EXCERPT -

───

ARTICLE / THE MAKING OF... SERIES
The making of...
Starting out in journalism in the late 90s, Publisher and Co-Founder of Ethos magazine, Fiona Shaw quickly discovered businesses were generally not in the business of being responsible or sustainable. Finding that world difficult to navigate and feeling like a fish out of water she decided to pivot, and instead focus her attention on championing and celebrating businesses that were trying to make a difference in the world.
The making of... Series
Welcome to The making of… blog series. Can you start by introducing yourself.
Hello, I’m Fiona Shaw, Publisher and Co-Founder at Ethos Magazine.
We’re glad you can be part of our series. Can you give us a bit of a background of where you’ve come from and how you arrived at where you are today?
I started off as a business journalist in the late '90s, when business wasn't, generally, good or responsible or sustainable. I found that world difficult to navigate – I was a fish out of water. But it taught me a lot. From there I moved into publishing non-fiction – we still publish non-fiction books, magazines and newspapers as part of our agency work.

───

DATA SECTION -
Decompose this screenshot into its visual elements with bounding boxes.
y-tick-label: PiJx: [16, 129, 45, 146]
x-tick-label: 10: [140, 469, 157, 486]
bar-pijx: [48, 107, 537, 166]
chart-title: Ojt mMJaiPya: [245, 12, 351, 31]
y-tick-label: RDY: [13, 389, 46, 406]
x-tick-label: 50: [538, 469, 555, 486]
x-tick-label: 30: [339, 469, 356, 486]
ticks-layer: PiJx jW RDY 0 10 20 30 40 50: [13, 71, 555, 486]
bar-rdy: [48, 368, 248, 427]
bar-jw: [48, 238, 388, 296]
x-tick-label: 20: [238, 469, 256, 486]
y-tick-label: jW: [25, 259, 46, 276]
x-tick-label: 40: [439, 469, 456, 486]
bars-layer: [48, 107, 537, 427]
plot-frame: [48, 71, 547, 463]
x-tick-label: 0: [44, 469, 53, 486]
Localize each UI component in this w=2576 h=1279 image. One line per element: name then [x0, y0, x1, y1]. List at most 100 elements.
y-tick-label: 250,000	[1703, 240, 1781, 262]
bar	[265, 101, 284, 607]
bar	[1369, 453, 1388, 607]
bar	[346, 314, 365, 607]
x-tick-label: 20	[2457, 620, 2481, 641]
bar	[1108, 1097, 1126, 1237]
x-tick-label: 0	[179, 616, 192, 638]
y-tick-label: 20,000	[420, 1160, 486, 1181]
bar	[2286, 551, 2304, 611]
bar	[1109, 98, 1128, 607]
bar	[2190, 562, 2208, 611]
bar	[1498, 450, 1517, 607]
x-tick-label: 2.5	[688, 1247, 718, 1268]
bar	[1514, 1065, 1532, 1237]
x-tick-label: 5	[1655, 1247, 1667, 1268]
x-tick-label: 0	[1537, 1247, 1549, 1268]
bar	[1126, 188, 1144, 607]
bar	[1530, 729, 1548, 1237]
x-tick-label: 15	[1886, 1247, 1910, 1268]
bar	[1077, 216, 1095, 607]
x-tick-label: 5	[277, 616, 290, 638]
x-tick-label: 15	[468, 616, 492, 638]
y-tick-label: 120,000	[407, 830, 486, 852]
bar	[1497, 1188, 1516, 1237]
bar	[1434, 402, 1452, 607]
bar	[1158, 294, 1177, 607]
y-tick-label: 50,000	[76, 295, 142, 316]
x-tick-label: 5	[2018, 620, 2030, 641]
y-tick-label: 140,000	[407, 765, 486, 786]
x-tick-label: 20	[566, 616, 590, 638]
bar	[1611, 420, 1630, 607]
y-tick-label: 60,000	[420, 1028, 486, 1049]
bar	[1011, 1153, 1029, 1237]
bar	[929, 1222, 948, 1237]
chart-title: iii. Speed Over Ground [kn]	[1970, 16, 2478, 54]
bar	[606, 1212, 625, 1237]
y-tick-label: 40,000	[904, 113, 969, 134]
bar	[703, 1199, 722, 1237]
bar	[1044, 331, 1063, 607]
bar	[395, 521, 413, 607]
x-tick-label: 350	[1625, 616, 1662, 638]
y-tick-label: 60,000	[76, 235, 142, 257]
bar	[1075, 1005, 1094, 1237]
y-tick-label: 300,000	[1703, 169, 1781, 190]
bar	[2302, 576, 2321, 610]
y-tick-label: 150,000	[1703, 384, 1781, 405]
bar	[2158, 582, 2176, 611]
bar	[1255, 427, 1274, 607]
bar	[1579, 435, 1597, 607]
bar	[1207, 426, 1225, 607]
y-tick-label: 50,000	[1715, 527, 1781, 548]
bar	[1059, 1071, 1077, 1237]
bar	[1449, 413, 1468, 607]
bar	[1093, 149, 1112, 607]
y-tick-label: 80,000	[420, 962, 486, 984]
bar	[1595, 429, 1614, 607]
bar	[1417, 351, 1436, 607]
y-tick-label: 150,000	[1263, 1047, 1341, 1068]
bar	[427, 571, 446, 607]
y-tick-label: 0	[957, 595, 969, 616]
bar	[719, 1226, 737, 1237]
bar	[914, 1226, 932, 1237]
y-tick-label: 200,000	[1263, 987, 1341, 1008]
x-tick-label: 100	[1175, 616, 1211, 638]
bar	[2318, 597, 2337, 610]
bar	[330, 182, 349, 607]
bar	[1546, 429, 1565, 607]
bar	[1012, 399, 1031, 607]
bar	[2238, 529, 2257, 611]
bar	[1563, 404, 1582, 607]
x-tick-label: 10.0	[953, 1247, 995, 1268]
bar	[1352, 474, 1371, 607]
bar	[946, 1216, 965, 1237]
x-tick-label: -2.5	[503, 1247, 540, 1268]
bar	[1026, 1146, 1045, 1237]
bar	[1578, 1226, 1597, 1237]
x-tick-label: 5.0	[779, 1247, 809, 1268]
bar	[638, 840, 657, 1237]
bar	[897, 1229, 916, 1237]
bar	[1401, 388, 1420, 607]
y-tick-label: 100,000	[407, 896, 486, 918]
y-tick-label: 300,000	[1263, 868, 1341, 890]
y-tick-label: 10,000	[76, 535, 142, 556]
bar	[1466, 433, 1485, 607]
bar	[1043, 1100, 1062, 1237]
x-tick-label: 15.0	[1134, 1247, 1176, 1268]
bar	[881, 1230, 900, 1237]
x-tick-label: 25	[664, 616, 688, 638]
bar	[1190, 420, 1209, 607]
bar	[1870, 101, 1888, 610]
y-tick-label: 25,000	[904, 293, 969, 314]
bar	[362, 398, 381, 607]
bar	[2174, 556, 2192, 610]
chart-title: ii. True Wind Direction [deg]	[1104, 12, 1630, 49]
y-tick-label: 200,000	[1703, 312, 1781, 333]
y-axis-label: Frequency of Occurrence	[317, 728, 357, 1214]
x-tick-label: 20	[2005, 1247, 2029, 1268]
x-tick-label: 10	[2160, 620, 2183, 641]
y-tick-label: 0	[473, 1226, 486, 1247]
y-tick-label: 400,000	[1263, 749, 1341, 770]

───

REQUIRED TASK 1 -
Check each statement against the interview with Fiona Shaw. Answer yes or no for each, and quote the words from the interview that settle it.
(a) Fiona Shaw started out as a business journalist in the late '90s.
(b) She moved from publishing non-fiction into journalism.
(c) Her agency no longer publishes non-fiction books.
REQUIRED TASK 2 - Carry on the interview with Fiona Shaw from the point where the text stops.

EXERCISE RESPONSE 1 -
(a) Yes: "I started off as a business journalist in the late '90s"
(b) No: "But it taught me a lot. From there I moved into publishing non-fiction"
(c) No: "we still publish non-fiction books, magazines and newspapers as part of our agency work."

EXERCISE RESPONSE 2 -
But the majority of our work now is working with grassroots businesses and organisations in the social economy/ circular economy/ good business world, and helping them articulate what they do, through a variety of different formats – stories online, offline, in film and in print.
Fiona Shaw, Publisher and Co-Founder at Ethos Magazine
Championing businesses doing good, helping them articulate what they do and telling their stories is definitely a huge plus in our book. So knowing what you wanted to do, how did you come up with the idea for Ethos?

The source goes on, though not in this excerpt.